● **TEXTO EXTRAÍDO**
★ ★ ★ ★ ★ ★ ★

De rigor se impone decir que algunos filósofos helenos hicieron lúcidos razonamientos sobre lo precedente, y concluyeron que era un sinsentido desconsiderar a los grupos humanos que no tenían afinidad con ellos.
Bárbaro entró a los diccionarios como sinónimo de salvaje y primitivo. Dicho eso sabiendo que el filósofo, moralista y ensayista francés Michel de Montaigne señaló en varios de sus ensayos que en diferentes épocas unos pueblos consideraban, en sentido general, como actos de barbarie todo lo que era diferente a su propia cotidianidad.
Los césares romanos describían como bárbaros a los grupos humanos que no estaban dentro de las extensas fronteras del imperio cuya capital era la ciudad de Roma. En ese paquete también incluían algunos bajo su dominio, entre ellos judíos, iberos, galos y egipcios.
Al comenzar la Edad Moderna, al final del siglo XV, con la aparición del Renacimiento, la caída de Constantinopla, el fin de las Cruzadas, la llegada a esta parte de la tierra de los conquistadores españoles, etc., fueron etiquetados como bárbaros los pueblos que acabaron con la hegemonía de los romanos.
Así se comprueba en los trabajos lexicográficos acerca de ese tema que hicieron los escritores-editores Charlton Thomas Lewis y Charles Short.
El filólogo francés Félix Gaffiot, en el diccionario que lleva su apellido, auspiciado por la famosa editorial Hachette, desarrolló de manera extensa las derivaciones latinas, griegas y romanas del concepto bárbaro. Muchas de sus verdades siguen cubiertas por la hojarasca que por siglos ha generado la mentira.
La Historia universal registra el nacimiento de personas influyentes en pueblos con el inri de bárbaros. Uno de ellos fue Atila, retratado como un perturbado, aunque en realidad fue el jefe supremo de los hunos, guerreros nómadas por antonomasia que existieron entre los valles y montañas de una zona de Asia Central.
Otros nombres de llamados jefes bárbaros, como parte de una galería siniestra, han aparecido durante siglos en ensayos y relatos sobre el pasado de la humanidad, como el rey visigodo Alarico I y varios de sus contemporáneos. Centurias después de ellos surgió el conquistador de pueblos Gengis Khan, que extendió con sus actos militares el Imperio mongol desde Europa Oriental hasta el corazón de China, la Siberia y gran parte de la India.

★ ★ ★ ★ ★ ★ ★

● **DATOS EXTRAÍDOS**
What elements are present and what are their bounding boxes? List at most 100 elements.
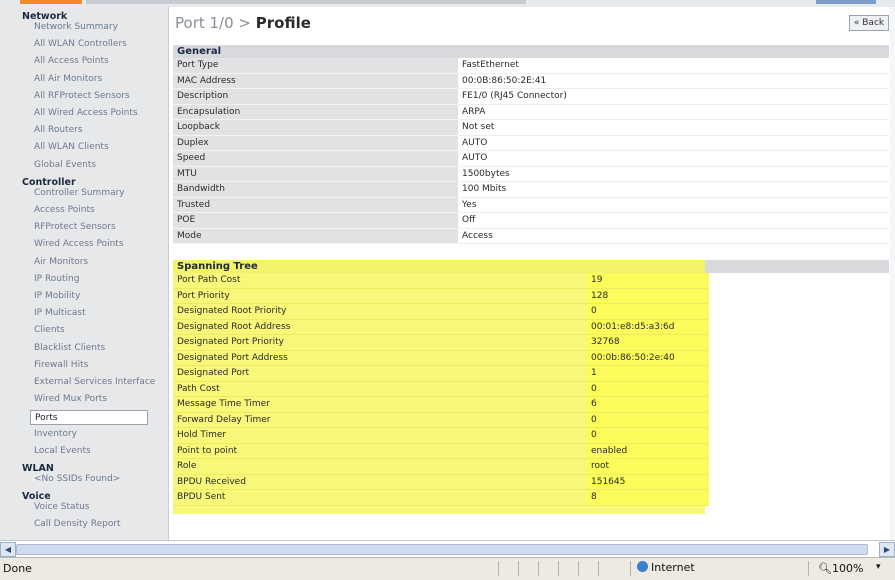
row-value: 00:01:e8:d5:a3:6d — [587, 319, 709, 335]
sidebar-item-all-wlan-clients[interactable]: All WLAN Clients — [34, 142, 109, 152]
row-fill — [709, 273, 889, 289]
row-label: Speed — [173, 151, 458, 167]
row-label: Role — [173, 459, 587, 475]
status-divider — [630, 561, 631, 576]
sidebar-item-no-ssids-found[interactable]: <No SSIDs Found> — [34, 474, 120, 484]
sidebar-nav: Network Network Summary All WLAN Controlle… — [0, 7, 169, 540]
table-row: Designated Port 1 — [173, 366, 889, 382]
zoom-dropdown-icon[interactable]: ▾ — [876, 562, 881, 572]
sidebar-item-controller-summary[interactable]: Controller Summary — [34, 188, 125, 198]
row-value: root — [587, 459, 709, 475]
table-row: Designated Root Priority 0 — [173, 304, 889, 320]
table-row: BPDU Received 151645 — [173, 474, 889, 490]
spanning-tree-header-fill — [705, 260, 889, 273]
zoom-value: 100% — [831, 562, 864, 575]
sidebar-item-all-access-points[interactable]: All Access Points — [34, 56, 109, 66]
sidebar-item-all-wlan-controllers[interactable]: All WLAN Controllers — [34, 39, 127, 49]
row-label: MAC Address — [173, 73, 458, 89]
status-divider — [578, 561, 579, 576]
sidebar-item-all-air-monitors[interactable]: All Air Monitors — [34, 74, 102, 84]
row-value: 128 — [587, 288, 709, 304]
sidebar-item-ip-mobility[interactable]: IP Mobility — [34, 291, 80, 301]
row-label: Bandwidth — [173, 182, 458, 198]
row-fill — [709, 428, 889, 444]
spanning-tree-table: Spanning Tree Port Path Cost 19 Port Prior… — [173, 260, 889, 514]
scroll-right-button[interactable]: ▶ — [879, 542, 895, 557]
sidebar-item-external-services-interface[interactable]: External Services Interface — [34, 377, 155, 387]
highlight-bottom — [173, 505, 705, 514]
sidebar-item-blacklist-clients[interactable]: Blacklist Clients — [34, 343, 105, 353]
vertical-scrollbar[interactable] — [890, 7, 895, 540]
sidebar-section-wlan: WLAN — [22, 463, 54, 474]
sidebar-item-access-points[interactable]: Access Points — [34, 205, 95, 215]
sidebar-item-voice-status[interactable]: Voice Status — [34, 502, 90, 512]
row-value: Off — [458, 213, 889, 229]
status-text: Done — [3, 562, 32, 575]
row-value: enabled — [587, 443, 709, 459]
sidebar-item-air-monitors[interactable]: Air Monitors — [34, 257, 88, 267]
sidebar-item-ports[interactable]: Ports — [30, 410, 148, 426]
sidebar-item-wired-mux-ports[interactable]: Wired Mux Ports — [34, 394, 107, 404]
table-row: Mode Access — [173, 228, 889, 244]
sidebar-item-rfprotect-sensors[interactable]: RFProtect Sensors — [34, 222, 116, 232]
row-value: AUTO — [458, 151, 889, 167]
sidebar-item-clients[interactable]: Clients — [34, 325, 65, 335]
row-label: Point to point — [173, 443, 587, 459]
status-divider — [518, 561, 519, 576]
horizontal-scrollbar[interactable]: ◀ ▶ — [0, 540, 895, 557]
sidebar-item-wired-access-points[interactable]: Wired Access Points — [34, 239, 124, 249]
row-value: 1 — [587, 366, 709, 382]
row-label: Designated Root Priority — [173, 304, 587, 320]
table-row: Encapsulation ARPA — [173, 104, 889, 120]
table-row: Speed AUTO — [173, 151, 889, 167]
sidebar-item-network-summary[interactable]: Network Summary — [34, 22, 118, 32]
row-fill — [709, 412, 889, 428]
table-row: Designated Port Address 00:0b:86:50:2e:40 — [173, 350, 889, 366]
active-tab-indicator — [20, 0, 82, 4]
row-label: Designated Root Address — [173, 319, 587, 335]
general-section-title: General — [173, 45, 889, 58]
status-divider — [808, 561, 809, 576]
globe-icon — [637, 561, 648, 572]
table-row: Path Cost 0 — [173, 381, 889, 397]
row-value: Yes — [458, 197, 889, 213]
scroll-thumb[interactable] — [16, 544, 868, 555]
sidebar-item-call-density-report[interactable]: Call Density Report — [34, 519, 121, 529]
table-row: Trusted Yes — [173, 197, 889, 213]
sidebar-item-all-rfprotect-sensors[interactable]: All RFProtect Sensors — [34, 91, 130, 101]
sidebar-item-local-events[interactable]: Local Events — [34, 446, 91, 456]
status-bar: Done Internet 🔍︎100% ▾ — [0, 557, 895, 580]
general-table: General Port Type FastEthernet MAC Address… — [173, 45, 889, 244]
table-row: Designated Port Priority 32768 — [173, 335, 889, 351]
row-value: 151645 — [587, 474, 709, 490]
sidebar-item-firewall-hits[interactable]: Firewall Hits — [34, 360, 88, 370]
row-fill — [709, 397, 889, 413]
scroll-left-button[interactable]: ◀ — [0, 542, 16, 557]
table-row: MAC Address 00:0B:86:50:2E:41 — [173, 73, 889, 89]
sidebar-item-inventory[interactable]: Inventory — [34, 429, 77, 439]
sidebar-item-ip-routing[interactable]: IP Routing — [34, 274, 79, 284]
status-divider — [498, 561, 499, 576]
table-row: POE Off — [173, 213, 889, 229]
row-fill — [709, 443, 889, 459]
row-value: 0 — [587, 428, 709, 444]
sidebar-item-all-wired-access-points[interactable]: All Wired Access Points — [34, 108, 138, 118]
row-value: 32768 — [587, 335, 709, 351]
back-button[interactable]: « Back — [849, 15, 889, 31]
sidebar-item-global-events[interactable]: Global Events — [34, 160, 96, 170]
magnifier-icon: 🔍︎ — [818, 562, 832, 575]
row-value: 1500bytes — [458, 166, 889, 182]
row-fill — [709, 381, 889, 397]
sidebar-item-ip-multicast[interactable]: IP Multicast — [34, 308, 86, 318]
sidebar-item-all-routers[interactable]: All Routers — [34, 125, 83, 135]
zoom-level[interactable]: 🔍︎100% — [818, 562, 863, 575]
breadcrumb[interactable]: Port 1/0 > — [175, 14, 256, 32]
zone-label: Internet — [651, 561, 695, 574]
table-row: Point to point enabled — [173, 443, 889, 459]
row-label: Trusted — [173, 197, 458, 213]
table-row: Message Time Timer 6 — [173, 397, 889, 413]
status-divider — [558, 561, 559, 576]
sidebar-section-voice: Voice — [22, 491, 51, 503]
table-row: Loopback Not set — [173, 120, 889, 136]
row-fill — [709, 335, 889, 351]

★ ★ ★ ★ ★ ★ ★

● **DESCRIPCIÓN DEL PROBLEMA**
Reproduce literalmente el pasaje del texto sobre la palabra «bárbaro» que va de "La Historia universal" a "de Asia Central.", ambos incluidos. El material no guarda ninguna relación con el texto.

● **PROBLEMA RESUELTO**
La Historia universal registra el nacimiento de personas influyentes en pueblos con el inri de bárbaros. Uno de ellos fue Atila, retratado como un perturbado, aunque en realidad fue el jefe supremo de los hunos, guerreros nómadas por antonomasia que existieron entre los valles y montañas de una zona de Asia Central.